BEGIN RECORDED INFORMATION

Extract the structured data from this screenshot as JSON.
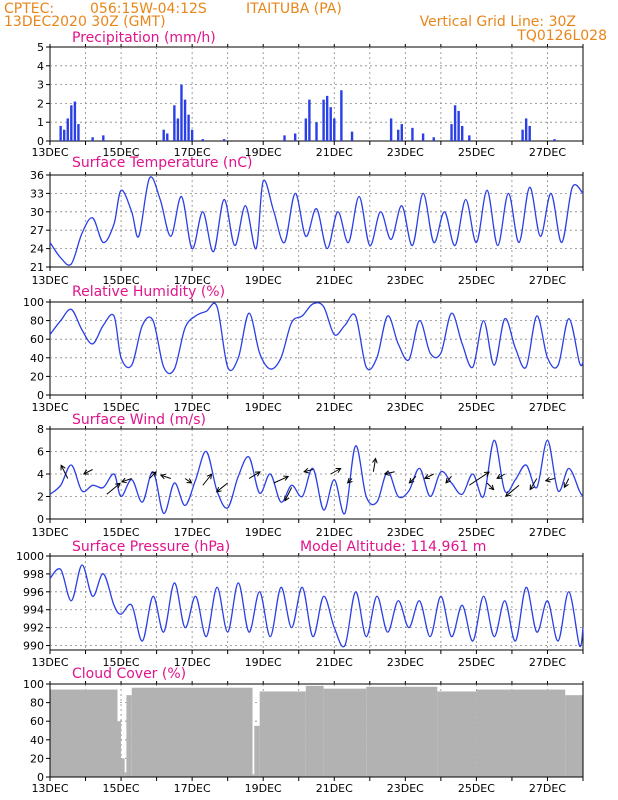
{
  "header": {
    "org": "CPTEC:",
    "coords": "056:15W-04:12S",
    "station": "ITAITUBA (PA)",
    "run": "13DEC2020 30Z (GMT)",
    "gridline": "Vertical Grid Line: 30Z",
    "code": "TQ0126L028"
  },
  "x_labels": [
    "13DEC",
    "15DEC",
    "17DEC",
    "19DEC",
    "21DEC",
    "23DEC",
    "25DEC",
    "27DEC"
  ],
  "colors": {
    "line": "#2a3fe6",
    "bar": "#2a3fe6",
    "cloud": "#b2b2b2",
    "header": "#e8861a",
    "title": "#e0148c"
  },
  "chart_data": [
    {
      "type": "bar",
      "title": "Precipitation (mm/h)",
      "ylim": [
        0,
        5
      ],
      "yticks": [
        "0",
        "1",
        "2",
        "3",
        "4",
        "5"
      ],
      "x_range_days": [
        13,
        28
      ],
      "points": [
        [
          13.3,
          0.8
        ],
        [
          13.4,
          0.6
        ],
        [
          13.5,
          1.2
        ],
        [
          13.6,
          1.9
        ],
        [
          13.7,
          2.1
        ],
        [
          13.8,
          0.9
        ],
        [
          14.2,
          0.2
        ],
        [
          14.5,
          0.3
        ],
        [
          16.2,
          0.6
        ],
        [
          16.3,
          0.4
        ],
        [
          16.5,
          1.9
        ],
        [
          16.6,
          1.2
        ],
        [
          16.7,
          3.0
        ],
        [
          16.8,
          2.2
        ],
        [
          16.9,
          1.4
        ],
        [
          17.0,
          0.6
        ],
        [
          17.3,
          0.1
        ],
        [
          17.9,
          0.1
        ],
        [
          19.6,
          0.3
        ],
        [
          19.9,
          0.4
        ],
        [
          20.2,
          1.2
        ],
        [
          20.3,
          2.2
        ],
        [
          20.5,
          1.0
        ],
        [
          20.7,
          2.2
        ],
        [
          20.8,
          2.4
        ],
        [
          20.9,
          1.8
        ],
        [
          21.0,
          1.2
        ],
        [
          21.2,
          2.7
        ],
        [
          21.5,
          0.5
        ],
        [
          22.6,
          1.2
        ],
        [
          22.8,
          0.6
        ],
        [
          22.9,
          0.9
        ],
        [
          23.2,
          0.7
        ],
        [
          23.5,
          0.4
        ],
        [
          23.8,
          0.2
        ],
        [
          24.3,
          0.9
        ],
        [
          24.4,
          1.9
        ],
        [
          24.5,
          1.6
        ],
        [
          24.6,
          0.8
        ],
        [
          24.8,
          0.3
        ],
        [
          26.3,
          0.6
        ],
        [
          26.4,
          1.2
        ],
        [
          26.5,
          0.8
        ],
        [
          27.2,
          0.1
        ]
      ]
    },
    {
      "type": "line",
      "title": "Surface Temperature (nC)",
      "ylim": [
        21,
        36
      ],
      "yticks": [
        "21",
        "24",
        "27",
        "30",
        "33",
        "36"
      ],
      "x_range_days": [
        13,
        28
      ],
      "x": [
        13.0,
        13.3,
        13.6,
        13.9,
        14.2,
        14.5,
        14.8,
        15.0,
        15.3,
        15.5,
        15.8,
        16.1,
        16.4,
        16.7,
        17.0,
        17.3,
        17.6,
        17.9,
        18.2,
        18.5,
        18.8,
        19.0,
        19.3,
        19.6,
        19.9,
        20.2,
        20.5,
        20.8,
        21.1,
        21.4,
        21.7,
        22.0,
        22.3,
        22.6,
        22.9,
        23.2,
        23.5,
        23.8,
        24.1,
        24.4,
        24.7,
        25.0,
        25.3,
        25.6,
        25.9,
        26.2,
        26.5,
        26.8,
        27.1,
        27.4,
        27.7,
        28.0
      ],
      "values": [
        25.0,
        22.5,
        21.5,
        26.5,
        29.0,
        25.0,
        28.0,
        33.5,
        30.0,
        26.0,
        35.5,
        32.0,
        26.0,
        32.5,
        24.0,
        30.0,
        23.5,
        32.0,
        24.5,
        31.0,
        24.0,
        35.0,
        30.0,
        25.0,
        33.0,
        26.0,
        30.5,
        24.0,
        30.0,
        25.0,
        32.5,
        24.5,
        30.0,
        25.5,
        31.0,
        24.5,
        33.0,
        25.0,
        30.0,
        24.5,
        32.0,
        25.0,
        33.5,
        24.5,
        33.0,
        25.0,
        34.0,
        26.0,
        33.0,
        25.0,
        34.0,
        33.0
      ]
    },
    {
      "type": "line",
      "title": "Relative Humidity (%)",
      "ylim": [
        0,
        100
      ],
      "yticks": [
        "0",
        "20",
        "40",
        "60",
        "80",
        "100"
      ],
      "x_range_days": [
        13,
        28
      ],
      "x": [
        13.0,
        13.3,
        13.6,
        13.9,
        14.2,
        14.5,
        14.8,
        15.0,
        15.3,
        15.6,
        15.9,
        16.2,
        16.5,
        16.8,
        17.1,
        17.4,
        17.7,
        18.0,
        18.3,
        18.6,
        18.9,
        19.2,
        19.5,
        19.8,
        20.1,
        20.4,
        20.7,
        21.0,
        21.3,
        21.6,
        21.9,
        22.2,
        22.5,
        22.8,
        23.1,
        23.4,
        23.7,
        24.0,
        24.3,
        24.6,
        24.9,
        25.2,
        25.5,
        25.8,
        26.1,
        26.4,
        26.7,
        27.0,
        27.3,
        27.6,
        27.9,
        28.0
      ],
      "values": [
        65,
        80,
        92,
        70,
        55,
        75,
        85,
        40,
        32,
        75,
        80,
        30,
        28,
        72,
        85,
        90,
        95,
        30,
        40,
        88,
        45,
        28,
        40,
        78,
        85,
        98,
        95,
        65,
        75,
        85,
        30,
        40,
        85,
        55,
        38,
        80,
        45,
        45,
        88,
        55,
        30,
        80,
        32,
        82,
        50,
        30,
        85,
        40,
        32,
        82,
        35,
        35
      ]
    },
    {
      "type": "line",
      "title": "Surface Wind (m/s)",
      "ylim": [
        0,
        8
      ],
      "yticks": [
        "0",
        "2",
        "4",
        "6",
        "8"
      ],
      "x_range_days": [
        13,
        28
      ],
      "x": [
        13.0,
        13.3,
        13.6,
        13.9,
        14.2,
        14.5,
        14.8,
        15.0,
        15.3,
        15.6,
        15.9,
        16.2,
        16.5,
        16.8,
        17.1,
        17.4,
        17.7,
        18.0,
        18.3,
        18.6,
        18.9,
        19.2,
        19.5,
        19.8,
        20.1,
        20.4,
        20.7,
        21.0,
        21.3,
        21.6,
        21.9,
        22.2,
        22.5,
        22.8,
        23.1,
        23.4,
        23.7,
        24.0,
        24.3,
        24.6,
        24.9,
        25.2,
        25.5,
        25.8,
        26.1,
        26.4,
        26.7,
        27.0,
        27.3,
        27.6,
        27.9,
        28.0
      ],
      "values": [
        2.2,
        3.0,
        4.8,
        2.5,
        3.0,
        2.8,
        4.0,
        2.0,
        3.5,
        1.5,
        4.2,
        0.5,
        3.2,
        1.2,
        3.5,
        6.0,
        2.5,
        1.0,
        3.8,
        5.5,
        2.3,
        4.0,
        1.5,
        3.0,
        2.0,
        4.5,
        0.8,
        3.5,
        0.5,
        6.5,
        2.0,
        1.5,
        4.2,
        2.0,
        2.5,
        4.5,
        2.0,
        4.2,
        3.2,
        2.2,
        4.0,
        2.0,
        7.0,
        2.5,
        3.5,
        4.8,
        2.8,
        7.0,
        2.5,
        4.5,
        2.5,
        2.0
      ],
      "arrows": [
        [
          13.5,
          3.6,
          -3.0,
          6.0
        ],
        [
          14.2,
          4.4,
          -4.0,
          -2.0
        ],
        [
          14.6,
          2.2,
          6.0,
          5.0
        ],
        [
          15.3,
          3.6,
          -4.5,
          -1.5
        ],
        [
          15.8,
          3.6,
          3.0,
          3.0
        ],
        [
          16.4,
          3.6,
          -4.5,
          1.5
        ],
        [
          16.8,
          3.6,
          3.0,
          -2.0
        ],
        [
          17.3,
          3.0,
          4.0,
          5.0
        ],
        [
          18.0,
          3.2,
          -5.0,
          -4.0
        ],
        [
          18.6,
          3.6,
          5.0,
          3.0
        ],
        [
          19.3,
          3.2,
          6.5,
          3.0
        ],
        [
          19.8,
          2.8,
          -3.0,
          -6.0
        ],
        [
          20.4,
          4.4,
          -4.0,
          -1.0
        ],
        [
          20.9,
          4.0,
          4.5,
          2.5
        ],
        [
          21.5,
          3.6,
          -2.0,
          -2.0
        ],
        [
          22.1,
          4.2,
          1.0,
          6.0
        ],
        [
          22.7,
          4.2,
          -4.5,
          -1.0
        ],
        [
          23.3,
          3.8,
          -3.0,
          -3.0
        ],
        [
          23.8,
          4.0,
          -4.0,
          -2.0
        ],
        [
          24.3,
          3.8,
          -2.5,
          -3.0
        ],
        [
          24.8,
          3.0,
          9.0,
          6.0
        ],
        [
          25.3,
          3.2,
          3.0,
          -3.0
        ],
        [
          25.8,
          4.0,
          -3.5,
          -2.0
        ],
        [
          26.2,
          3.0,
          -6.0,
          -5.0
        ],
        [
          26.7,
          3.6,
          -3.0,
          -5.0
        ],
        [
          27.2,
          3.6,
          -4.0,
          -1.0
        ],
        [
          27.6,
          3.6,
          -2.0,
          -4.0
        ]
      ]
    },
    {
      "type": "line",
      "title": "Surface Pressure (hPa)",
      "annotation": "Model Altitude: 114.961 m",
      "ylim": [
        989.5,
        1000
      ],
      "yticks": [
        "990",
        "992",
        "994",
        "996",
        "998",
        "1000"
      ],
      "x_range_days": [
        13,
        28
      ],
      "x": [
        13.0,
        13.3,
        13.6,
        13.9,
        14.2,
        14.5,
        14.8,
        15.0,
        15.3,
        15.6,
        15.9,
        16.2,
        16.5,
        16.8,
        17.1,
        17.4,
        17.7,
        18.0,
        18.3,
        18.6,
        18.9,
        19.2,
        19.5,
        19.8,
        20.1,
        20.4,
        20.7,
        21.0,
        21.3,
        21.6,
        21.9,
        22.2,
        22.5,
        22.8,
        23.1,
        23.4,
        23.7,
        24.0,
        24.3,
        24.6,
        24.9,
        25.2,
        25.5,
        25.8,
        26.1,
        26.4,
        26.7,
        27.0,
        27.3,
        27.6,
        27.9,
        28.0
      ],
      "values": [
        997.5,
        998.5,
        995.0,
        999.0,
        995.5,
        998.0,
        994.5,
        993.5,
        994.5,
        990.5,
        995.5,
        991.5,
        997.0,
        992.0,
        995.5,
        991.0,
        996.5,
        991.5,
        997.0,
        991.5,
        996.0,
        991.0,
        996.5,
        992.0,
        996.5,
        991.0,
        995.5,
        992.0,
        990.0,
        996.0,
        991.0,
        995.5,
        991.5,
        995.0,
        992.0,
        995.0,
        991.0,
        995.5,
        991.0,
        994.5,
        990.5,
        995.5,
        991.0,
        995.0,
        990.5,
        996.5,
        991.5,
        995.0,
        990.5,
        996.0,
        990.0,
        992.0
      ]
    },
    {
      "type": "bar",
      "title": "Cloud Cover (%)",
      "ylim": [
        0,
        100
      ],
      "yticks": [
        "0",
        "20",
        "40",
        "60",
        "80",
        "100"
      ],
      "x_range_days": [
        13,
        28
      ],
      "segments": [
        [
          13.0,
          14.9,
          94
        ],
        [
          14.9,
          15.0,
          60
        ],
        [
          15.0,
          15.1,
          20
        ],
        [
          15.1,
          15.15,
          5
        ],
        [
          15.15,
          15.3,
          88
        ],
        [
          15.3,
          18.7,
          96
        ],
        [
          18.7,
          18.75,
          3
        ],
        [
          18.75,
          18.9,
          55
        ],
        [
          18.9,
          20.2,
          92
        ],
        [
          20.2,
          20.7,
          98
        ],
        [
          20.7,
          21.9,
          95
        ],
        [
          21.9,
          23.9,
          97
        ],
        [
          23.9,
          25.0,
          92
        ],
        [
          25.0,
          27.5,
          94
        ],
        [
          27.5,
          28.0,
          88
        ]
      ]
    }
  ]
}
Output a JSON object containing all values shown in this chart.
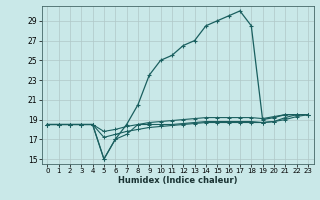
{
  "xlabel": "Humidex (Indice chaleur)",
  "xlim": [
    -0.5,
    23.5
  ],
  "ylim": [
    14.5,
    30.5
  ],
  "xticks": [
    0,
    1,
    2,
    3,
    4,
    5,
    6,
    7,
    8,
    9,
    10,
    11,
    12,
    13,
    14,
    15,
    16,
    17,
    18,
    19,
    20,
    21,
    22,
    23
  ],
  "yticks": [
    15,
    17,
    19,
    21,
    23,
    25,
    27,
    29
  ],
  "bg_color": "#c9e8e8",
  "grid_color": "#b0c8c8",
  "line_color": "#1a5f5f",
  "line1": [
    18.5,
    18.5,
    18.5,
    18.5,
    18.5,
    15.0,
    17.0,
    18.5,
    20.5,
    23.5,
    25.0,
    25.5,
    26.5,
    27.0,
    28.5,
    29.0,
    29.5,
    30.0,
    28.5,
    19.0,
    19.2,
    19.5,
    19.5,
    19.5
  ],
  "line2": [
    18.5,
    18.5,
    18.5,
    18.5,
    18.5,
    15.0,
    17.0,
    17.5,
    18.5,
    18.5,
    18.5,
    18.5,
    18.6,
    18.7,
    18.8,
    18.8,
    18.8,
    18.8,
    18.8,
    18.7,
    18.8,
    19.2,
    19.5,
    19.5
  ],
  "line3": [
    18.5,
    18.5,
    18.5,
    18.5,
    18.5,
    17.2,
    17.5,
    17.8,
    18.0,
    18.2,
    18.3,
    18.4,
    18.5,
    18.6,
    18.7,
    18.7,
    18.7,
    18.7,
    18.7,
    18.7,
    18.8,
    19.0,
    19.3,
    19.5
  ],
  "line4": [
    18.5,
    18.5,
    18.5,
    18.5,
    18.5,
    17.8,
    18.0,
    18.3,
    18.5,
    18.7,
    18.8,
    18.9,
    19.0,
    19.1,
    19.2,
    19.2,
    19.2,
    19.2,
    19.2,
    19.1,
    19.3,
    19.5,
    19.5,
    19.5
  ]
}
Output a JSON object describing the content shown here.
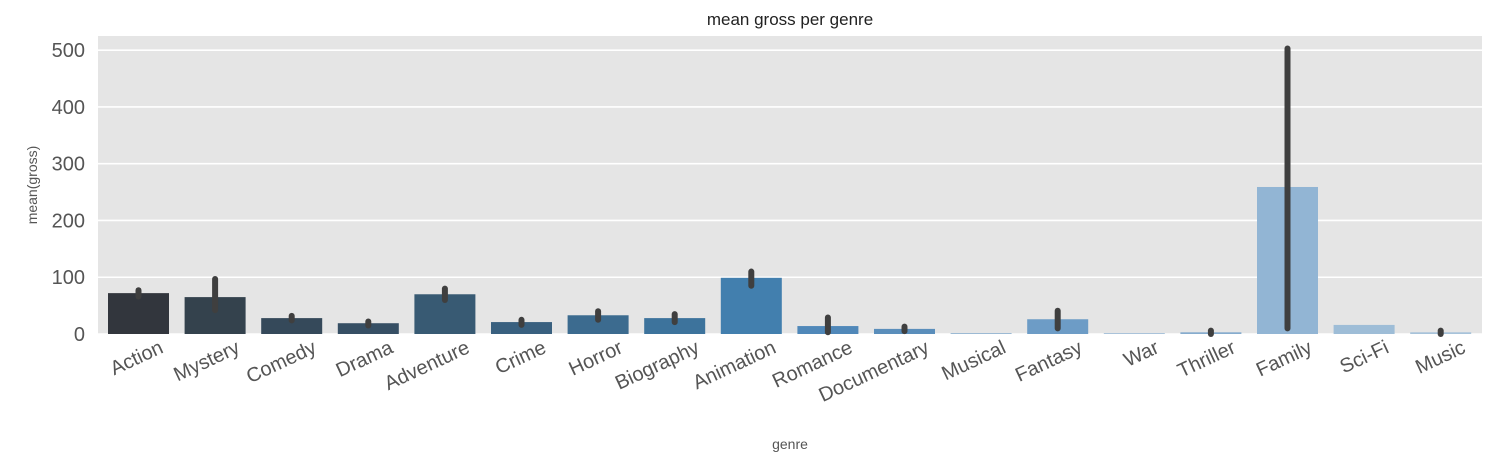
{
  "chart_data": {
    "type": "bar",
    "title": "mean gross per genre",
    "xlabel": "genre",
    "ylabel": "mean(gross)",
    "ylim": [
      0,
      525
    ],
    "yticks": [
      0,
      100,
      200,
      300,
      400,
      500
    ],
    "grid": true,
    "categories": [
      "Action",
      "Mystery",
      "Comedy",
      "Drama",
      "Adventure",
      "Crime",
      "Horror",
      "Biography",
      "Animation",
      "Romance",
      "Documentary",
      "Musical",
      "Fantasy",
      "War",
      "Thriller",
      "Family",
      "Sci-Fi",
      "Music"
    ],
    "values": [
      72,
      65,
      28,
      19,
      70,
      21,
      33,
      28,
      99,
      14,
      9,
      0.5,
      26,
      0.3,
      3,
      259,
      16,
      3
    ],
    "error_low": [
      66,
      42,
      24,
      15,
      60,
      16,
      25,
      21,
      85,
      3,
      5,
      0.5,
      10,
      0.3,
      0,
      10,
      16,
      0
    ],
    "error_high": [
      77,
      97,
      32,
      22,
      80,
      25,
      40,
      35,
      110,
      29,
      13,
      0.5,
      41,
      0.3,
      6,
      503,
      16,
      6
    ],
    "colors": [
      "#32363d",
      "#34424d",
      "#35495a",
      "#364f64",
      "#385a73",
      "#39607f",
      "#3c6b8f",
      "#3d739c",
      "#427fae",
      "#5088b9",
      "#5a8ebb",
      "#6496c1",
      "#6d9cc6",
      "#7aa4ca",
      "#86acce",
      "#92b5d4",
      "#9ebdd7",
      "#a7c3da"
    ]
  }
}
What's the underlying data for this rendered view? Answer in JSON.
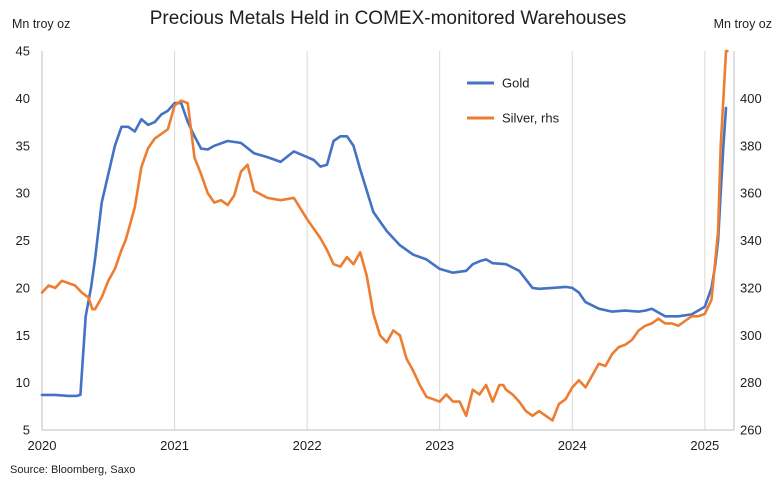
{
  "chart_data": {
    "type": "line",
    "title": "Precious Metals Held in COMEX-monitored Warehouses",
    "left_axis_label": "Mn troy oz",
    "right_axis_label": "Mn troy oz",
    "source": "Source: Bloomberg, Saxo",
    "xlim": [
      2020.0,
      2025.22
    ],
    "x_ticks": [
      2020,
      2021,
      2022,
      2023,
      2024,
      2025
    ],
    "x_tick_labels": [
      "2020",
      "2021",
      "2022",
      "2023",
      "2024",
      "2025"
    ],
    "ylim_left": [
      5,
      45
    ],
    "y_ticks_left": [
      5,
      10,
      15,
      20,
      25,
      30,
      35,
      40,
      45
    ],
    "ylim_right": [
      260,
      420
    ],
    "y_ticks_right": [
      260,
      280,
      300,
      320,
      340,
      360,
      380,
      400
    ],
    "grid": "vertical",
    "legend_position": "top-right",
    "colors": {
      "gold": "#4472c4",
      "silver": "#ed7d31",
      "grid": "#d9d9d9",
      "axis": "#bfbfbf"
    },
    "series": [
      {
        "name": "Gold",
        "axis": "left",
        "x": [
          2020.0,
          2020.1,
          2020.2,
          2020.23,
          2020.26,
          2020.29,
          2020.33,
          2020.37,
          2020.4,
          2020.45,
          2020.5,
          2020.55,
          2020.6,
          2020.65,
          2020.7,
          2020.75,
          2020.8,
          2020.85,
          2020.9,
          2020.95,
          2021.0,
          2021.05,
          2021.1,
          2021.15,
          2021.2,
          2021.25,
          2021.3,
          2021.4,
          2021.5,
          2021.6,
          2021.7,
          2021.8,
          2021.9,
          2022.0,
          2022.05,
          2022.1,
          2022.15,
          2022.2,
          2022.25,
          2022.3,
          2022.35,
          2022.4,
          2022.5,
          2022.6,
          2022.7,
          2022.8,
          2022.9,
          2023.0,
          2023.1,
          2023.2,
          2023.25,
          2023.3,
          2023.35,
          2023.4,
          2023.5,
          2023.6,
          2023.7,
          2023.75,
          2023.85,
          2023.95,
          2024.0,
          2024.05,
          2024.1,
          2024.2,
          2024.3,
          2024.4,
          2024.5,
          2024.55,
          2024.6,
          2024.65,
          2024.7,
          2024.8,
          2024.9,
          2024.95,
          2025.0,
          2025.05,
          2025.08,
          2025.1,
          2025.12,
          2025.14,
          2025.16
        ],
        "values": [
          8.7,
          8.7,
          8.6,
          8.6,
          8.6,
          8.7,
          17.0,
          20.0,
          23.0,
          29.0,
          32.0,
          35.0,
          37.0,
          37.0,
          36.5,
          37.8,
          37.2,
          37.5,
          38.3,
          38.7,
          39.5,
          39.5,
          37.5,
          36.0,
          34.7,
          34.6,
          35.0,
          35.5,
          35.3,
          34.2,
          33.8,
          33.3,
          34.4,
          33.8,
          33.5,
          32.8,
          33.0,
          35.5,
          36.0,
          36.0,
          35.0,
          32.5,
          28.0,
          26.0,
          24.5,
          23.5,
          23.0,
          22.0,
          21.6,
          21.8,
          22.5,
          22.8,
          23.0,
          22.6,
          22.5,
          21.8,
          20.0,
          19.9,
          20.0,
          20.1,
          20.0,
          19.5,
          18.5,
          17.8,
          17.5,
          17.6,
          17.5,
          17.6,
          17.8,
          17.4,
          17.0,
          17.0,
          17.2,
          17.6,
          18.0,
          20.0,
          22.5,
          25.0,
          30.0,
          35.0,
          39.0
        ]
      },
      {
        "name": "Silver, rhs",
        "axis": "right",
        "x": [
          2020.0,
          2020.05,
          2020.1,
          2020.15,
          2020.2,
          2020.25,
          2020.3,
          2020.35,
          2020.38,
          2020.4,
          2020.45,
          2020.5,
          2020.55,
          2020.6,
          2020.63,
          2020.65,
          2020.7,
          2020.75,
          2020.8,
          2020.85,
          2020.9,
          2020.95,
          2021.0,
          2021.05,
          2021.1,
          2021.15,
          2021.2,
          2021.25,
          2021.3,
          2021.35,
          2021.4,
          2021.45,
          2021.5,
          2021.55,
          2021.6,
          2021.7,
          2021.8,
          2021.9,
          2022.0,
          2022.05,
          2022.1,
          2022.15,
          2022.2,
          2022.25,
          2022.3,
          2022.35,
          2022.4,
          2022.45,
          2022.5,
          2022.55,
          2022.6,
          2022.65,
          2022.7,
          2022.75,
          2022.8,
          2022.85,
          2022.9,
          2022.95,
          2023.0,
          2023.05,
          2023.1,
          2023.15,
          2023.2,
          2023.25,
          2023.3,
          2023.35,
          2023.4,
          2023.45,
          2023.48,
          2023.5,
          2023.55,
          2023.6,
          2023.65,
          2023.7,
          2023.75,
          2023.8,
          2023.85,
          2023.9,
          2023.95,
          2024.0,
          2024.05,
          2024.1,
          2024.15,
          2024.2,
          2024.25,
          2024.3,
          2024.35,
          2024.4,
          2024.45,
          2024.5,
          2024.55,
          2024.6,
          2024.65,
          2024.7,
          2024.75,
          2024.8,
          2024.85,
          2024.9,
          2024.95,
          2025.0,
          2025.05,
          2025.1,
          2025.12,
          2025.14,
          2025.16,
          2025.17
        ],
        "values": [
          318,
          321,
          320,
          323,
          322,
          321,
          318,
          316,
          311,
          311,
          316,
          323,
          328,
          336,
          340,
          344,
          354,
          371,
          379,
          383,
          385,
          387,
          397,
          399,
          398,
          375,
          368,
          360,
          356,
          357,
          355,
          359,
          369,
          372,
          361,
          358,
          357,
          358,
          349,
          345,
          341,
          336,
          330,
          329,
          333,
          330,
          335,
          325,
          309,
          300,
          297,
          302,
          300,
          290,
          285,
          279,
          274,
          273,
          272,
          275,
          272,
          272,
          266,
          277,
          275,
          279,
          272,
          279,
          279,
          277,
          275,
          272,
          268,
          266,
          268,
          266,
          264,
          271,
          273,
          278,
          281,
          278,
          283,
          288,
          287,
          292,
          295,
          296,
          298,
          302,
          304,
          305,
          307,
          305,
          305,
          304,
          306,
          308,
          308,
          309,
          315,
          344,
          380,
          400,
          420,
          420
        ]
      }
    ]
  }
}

END RECORDED INFORMATION

(EXERCISE DIRECTIONS):
Show every line where the string "object" appears.

(OUTPUT OF THE EXERCISE):
Output a JSON object containing all values shown in this chart.
Output a JSON object describing the content shown here.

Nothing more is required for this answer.